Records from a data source
◇ ◇ ◇ ◇

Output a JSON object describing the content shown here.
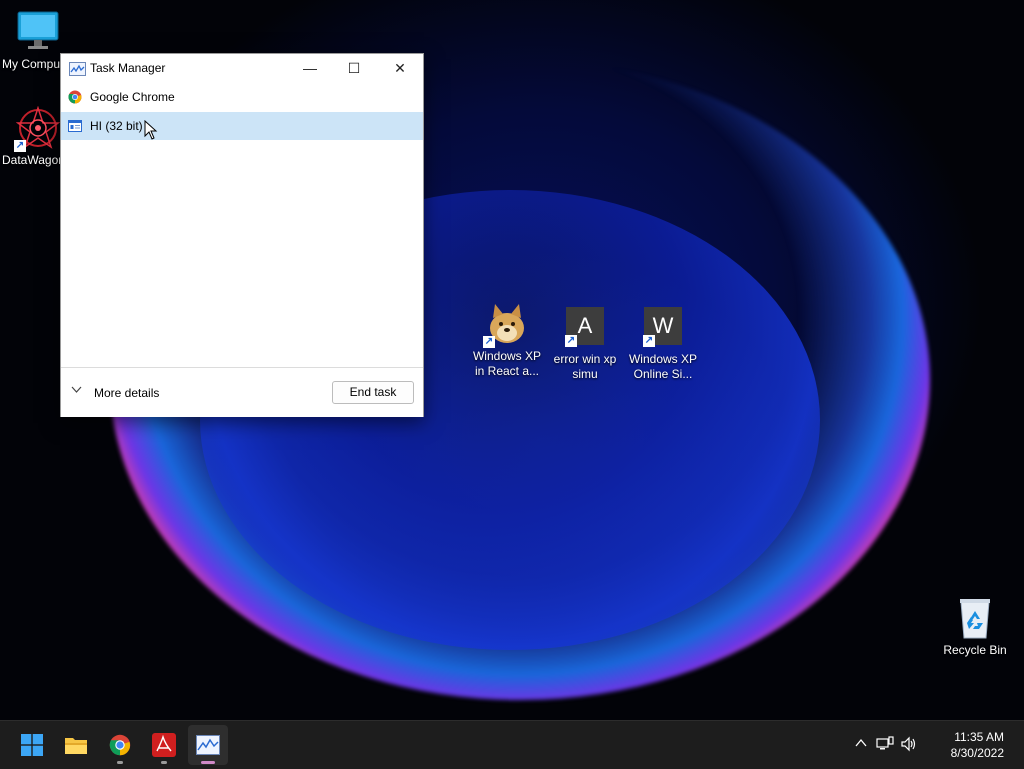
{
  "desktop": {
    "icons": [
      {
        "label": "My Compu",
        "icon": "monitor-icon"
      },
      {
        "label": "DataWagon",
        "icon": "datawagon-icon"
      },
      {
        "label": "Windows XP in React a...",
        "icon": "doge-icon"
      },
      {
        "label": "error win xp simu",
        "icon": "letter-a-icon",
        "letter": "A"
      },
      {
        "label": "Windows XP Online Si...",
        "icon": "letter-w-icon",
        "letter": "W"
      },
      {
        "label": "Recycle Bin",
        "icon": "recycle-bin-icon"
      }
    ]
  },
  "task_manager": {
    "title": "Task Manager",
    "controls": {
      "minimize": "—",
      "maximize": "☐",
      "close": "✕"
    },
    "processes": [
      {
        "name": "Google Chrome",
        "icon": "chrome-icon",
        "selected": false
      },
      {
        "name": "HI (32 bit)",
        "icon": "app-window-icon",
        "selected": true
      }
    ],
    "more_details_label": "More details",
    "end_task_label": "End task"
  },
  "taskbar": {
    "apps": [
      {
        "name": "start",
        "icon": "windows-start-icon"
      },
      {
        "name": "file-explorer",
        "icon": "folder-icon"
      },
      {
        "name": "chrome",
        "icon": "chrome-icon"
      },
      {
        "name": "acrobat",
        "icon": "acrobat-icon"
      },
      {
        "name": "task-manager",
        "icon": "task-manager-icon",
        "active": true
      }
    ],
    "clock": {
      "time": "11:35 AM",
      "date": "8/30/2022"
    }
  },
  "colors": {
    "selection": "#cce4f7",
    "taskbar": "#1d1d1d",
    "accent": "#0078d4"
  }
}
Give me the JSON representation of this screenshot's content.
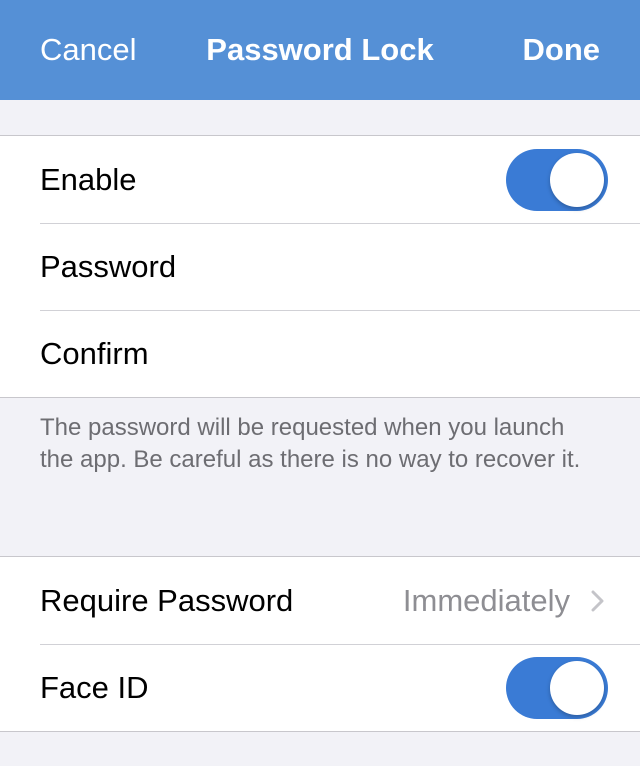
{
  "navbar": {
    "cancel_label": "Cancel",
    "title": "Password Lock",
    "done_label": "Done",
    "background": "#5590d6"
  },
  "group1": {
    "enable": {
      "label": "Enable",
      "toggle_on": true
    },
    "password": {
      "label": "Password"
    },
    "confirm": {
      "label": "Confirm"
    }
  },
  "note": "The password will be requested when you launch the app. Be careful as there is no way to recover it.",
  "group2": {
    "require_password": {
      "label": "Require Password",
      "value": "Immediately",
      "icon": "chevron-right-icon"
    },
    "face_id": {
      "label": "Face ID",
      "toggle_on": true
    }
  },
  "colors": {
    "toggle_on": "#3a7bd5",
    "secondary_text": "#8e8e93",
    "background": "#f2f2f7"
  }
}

◇ ◇ ◇ ◇

#### [What is expected]
Restate word for word the lines above that start at the line containing "Give me the" and run to the end of the listing; exclude the pictures.

#### [Response to the exercise]
Give me the JSON representation of this screenshot's content.
{
  "navbar": {
    "cancel_label": "Cancel",
    "title": "Password Lock",
    "done_label": "Done",
    "background": "#5590d6"
  },
  "group1": {
    "enable": {
      "label": "Enable",
      "toggle_on": true
    },
    "password": {
      "label": "Password"
    },
    "confirm": {
      "label": "Confirm"
    }
  },
  "note": "The password will be requested when you launch the app. Be careful as there is no way to recover it.",
  "group2": {
    "require_password": {
      "label": "Require Password",
      "value": "Immediately",
      "icon": "chevron-right-icon"
    },
    "face_id": {
      "label": "Face ID",
      "toggle_on": true
    }
  },
  "colors": {
    "toggle_on": "#3a7bd5",
    "secondary_text": "#8e8e93",
    "background": "#f2f2f7"
  }
}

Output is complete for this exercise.